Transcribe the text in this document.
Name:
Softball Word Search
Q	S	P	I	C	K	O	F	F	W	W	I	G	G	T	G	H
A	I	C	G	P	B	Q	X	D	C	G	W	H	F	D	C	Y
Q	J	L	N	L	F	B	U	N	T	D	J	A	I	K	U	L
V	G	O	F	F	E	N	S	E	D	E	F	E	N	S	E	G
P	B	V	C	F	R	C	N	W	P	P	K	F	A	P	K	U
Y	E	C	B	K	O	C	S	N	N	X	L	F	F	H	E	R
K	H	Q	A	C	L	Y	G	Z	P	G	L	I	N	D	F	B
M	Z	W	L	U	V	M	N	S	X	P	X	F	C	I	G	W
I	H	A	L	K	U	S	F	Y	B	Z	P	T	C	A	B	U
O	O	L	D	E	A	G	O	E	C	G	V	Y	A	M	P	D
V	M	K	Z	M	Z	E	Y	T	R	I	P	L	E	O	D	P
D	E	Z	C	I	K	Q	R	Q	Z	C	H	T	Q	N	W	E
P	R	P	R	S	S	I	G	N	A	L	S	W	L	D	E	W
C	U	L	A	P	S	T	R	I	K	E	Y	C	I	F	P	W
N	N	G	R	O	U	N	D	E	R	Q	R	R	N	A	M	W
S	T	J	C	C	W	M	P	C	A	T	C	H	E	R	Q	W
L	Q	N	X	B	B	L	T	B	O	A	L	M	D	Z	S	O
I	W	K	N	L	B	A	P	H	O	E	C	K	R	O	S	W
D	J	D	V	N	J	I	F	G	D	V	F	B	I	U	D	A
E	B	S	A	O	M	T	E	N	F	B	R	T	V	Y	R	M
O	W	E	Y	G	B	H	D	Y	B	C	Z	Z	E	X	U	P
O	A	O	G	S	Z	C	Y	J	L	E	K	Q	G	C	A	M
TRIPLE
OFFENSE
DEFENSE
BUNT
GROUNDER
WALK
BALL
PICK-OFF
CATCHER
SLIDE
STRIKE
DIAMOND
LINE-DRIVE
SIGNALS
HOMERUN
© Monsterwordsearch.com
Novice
★ ★ ★ ★
◆ Stated problem ◆
Please reproduce all of the entries exactly as they stand.

◆ Answer for this exercise ◆
Transcribe the text in this document.
Name:
Softball Word Search
Q	S	P	I	C	K	O	F	F	W	W	I	G	G	T	G	H
A	I	C	G	P	B	Q	X	D	C	G	W	H	F	D	C	Y
Q	J	L	N	L	F	B	U	N	T	D	J	A	I	K	U	L
V	G	O	F	F	E	N	S	E	D	E	F	E	N	S	E	G
P	B	V	C	F	R	C	N	W	P	P	K	F	A	P	K	U
Y	E	C	B	K	O	C	S	N	N	X	L	F	F	H	E	R
K	H	Q	A	C	L	Y	G	Z	P	G	L	I	N	D	F	B
M	Z	W	L	U	V	M	N	S	X	P	X	F	C	I	G	W
I	H	A	L	K	U	S	F	Y	B	Z	P	T	C	A	B	U
O	O	L	D	E	A	G	O	E	C	G	V	Y	A	M	P	D
V	M	K	Z	M	Z	E	Y	T	R	I	P	L	E	O	D	P
D	E	Z	C	I	K	Q	R	Q	Z	C	H	T	Q	N	W	E
P	R	P	R	S	S	I	G	N	A	L	S	W	L	D	E	W
C	U	L	A	P	S	T	R	I	K	E	Y	C	I	F	P	W
N	N	G	R	O	U	N	D	E	R	Q	R	R	N	A	M	W
S	T	J	C	C	W	M	P	C	A	T	C	H	E	R	Q	W
L	Q	N	X	B	B	L	T	B	O	A	L	M	D	Z	S	O
I	W	K	N	L	B	A	P	H	O	E	C	K	R	O	S	W
D	J	D	V	N	J	I	F	G	D	V	F	B	I	U	D	A
E	B	S	A	O	M	T	E	N	F	B	R	T	V	Y	R	M
O	W	E	Y	G	B	H	D	Y	B	C	Z	Z	E	X	U	P
O	A	O	G	S	Z	C	Y	J	L	E	K	Q	G	C	A	M
TRIPLE
OFFENSE
DEFENSE
BUNT
GROUNDER
WALK
BALL
PICK-OFF
CATCHER
SLIDE
STRIKE
DIAMOND
LINE-DRIVE
SIGNALS
HOMERUN
© Monsterwordsearch.com
Novice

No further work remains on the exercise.